# Given records start

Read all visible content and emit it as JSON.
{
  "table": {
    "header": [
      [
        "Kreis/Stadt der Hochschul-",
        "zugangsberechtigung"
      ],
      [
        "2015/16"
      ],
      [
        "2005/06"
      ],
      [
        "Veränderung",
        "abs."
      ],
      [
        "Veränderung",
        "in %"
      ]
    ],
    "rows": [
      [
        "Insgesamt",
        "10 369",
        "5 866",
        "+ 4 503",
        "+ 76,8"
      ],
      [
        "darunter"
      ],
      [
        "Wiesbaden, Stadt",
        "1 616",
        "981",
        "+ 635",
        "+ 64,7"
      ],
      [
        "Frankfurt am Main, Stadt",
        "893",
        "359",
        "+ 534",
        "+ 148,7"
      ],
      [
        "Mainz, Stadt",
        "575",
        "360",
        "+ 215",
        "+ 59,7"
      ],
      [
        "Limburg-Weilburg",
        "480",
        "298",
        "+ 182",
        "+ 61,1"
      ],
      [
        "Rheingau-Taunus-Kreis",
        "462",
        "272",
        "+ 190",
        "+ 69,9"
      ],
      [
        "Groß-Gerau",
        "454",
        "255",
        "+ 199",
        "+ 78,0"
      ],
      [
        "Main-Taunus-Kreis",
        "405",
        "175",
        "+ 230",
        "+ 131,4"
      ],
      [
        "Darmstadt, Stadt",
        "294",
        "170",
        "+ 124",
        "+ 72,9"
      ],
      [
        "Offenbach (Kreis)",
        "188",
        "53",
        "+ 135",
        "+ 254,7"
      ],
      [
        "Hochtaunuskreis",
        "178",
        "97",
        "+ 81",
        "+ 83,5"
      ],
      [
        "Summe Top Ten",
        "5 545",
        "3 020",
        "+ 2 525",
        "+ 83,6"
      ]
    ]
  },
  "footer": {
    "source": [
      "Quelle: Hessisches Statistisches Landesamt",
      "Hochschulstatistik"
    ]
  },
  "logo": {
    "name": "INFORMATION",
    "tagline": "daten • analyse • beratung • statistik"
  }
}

# Given records end

▶ **Your goal**
All of the data needs to be printed once more, exactly.

▶ **Output below**
Read all visible content and emit it as JSON.
{
  "table": {
    "header": [
      [
        "Kreis/Stadt der Hochschul-",
        "zugangsberechtigung"
      ],
      [
        "2015/16"
      ],
      [
        "2005/06"
      ],
      [
        "Veränderung",
        "abs."
      ],
      [
        "Veränderung",
        "in %"
      ]
    ],
    "rows": [
      [
        "Insgesamt",
        "10 369",
        "5 866",
        "+ 4 503",
        "+ 76,8"
      ],
      [
        "darunter"
      ],
      [
        "Wiesbaden, Stadt",
        "1 616",
        "981",
        "+ 635",
        "+ 64,7"
      ],
      [
        "Frankfurt am Main, Stadt",
        "893",
        "359",
        "+ 534",
        "+ 148,7"
      ],
      [
        "Mainz, Stadt",
        "575",
        "360",
        "+ 215",
        "+ 59,7"
      ],
      [
        "Limburg-Weilburg",
        "480",
        "298",
        "+ 182",
        "+ 61,1"
      ],
      [
        "Rheingau-Taunus-Kreis",
        "462",
        "272",
        "+ 190",
        "+ 69,9"
      ],
      [
        "Groß-Gerau",
        "454",
        "255",
        "+ 199",
        "+ 78,0"
      ],
      [
        "Main-Taunus-Kreis",
        "405",
        "175",
        "+ 230",
        "+ 131,4"
      ],
      [
        "Darmstadt, Stadt",
        "294",
        "170",
        "+ 124",
        "+ 72,9"
      ],
      [
        "Offenbach (Kreis)",
        "188",
        "53",
        "+ 135",
        "+ 254,7"
      ],
      [
        "Hochtaunuskreis",
        "178",
        "97",
        "+ 81",
        "+ 83,5"
      ],
      [
        "Summe Top Ten",
        "5 545",
        "3 020",
        "+ 2 525",
        "+ 83,6"
      ]
    ]
  },
  "footer": {
    "source": [
      "Quelle: Hessisches Statistisches Landesamt",
      "Hochschulstatistik"
    ]
  },
  "logo": {
    "name": "INFORMATION",
    "tagline": "daten • analyse • beratung • statistik"
  }
}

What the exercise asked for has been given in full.